§ SHORT EXERCISE:
Please pull out every line that includes the string "level".

· · · · ·

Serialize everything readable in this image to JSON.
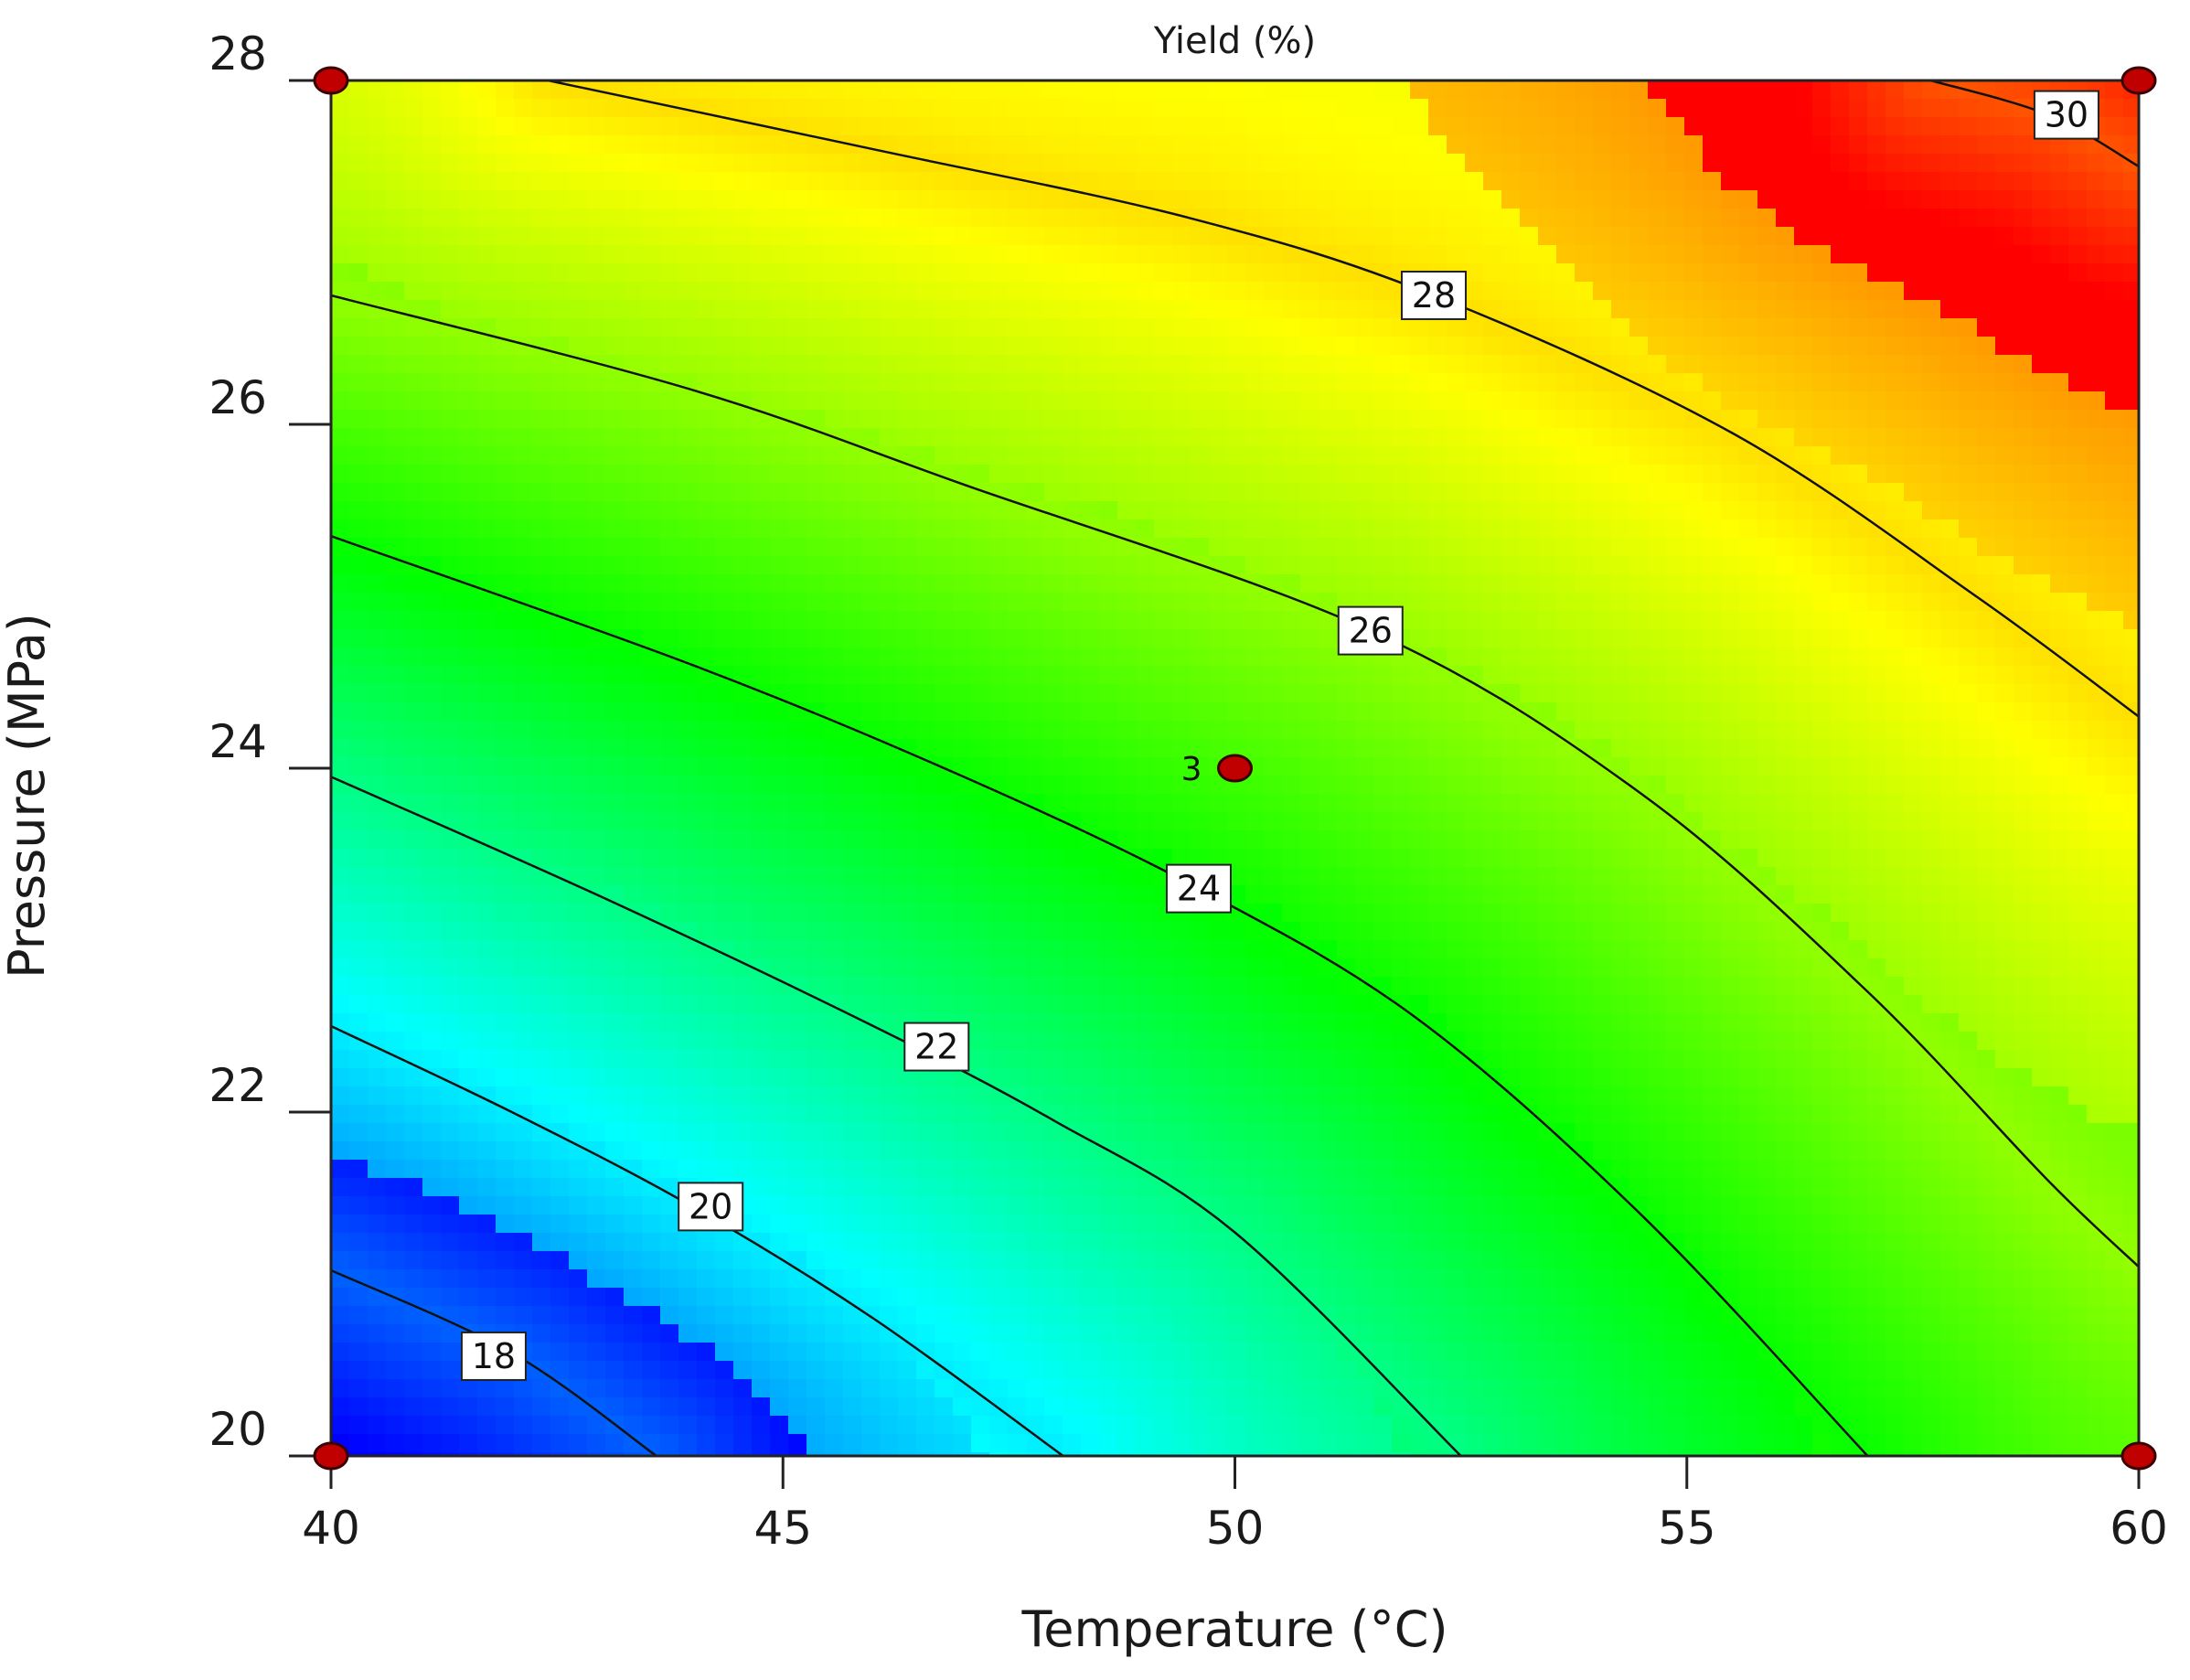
{
  "chart_data": {
    "type": "contour",
    "title": "Yield (%)",
    "xlabel": "Temperature (°C)",
    "ylabel": "Pressure (MPa)",
    "xlim": [
      40,
      60
    ],
    "ylim": [
      20,
      28
    ],
    "x_ticks": [
      40,
      45,
      50,
      55,
      60
    ],
    "y_ticks": [
      20,
      22,
      24,
      26,
      28
    ],
    "x_tick_labels": [
      "40",
      "45",
      "50",
      "55",
      "60"
    ],
    "y_tick_labels": [
      "20",
      "22",
      "24",
      "26",
      "28"
    ],
    "colormap": [
      "#0000ff",
      "#00ffff",
      "#00ff00",
      "#ffff00",
      "#ff0000"
    ],
    "value_range": [
      16.6,
      31.2
    ],
    "contours": [
      {
        "level": 18,
        "label": "18",
        "points": [
          [
            40,
            21.08
          ],
          [
            42,
            20.6
          ],
          [
            43.6,
            20
          ]
        ],
        "label_at": [
          41.8,
          20.58
        ]
      },
      {
        "level": 20,
        "label": "20",
        "points": [
          [
            40,
            22.5
          ],
          [
            42,
            22.0
          ],
          [
            44,
            21.45
          ],
          [
            46,
            20.8
          ],
          [
            48.1,
            20
          ]
        ],
        "label_at": [
          44.2,
          21.45
        ]
      },
      {
        "level": 22,
        "label": "22",
        "points": [
          [
            40,
            23.95
          ],
          [
            43,
            23.25
          ],
          [
            46,
            22.5
          ],
          [
            48,
            21.95
          ],
          [
            50,
            21.3
          ],
          [
            52.5,
            20
          ]
        ],
        "label_at": [
          46.7,
          22.38
        ]
      },
      {
        "level": 24,
        "label": "24",
        "points": [
          [
            40,
            25.35
          ],
          [
            44,
            24.6
          ],
          [
            47,
            23.95
          ],
          [
            49.6,
            23.3
          ],
          [
            52,
            22.55
          ],
          [
            54.5,
            21.4
          ],
          [
            57,
            20
          ]
        ],
        "label_at": [
          49.6,
          23.3
        ]
      },
      {
        "level": 26,
        "label": "26",
        "points": [
          [
            40,
            26.75
          ],
          [
            44,
            26.2
          ],
          [
            47,
            25.65
          ],
          [
            51.5,
            24.8
          ],
          [
            54.5,
            23.85
          ],
          [
            57,
            22.7
          ],
          [
            59,
            21.6
          ],
          [
            60,
            21.1
          ]
        ],
        "label_at": [
          51.5,
          24.8
        ]
      },
      {
        "level": 28,
        "label": "28",
        "points": [
          [
            42.4,
            28
          ],
          [
            46,
            27.6
          ],
          [
            49.5,
            27.2
          ],
          [
            52.2,
            26.75
          ],
          [
            55.5,
            25.95
          ],
          [
            58.2,
            25.0
          ],
          [
            60,
            24.3
          ]
        ],
        "label_at": [
          52.2,
          26.75
        ]
      },
      {
        "level": 30,
        "label": "30",
        "points": [
          [
            57.7,
            28
          ],
          [
            59,
            27.8
          ],
          [
            60,
            27.5
          ]
        ],
        "label_at": [
          59.2,
          27.8
        ]
      }
    ],
    "design_points": [
      {
        "x": 40,
        "y": 28,
        "label": ""
      },
      {
        "x": 60,
        "y": 28,
        "label": ""
      },
      {
        "x": 50,
        "y": 24,
        "label": "3"
      },
      {
        "x": 40,
        "y": 20,
        "label": ""
      },
      {
        "x": 60,
        "y": 20,
        "label": ""
      }
    ]
  }
}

· · · · ·

§ EXERCISE ANSWER:
        "level": 18,
        "level": 20,
        "level": 22,
        "level": 24,
        "level": 26,
        "level": 28,
        "level": 30,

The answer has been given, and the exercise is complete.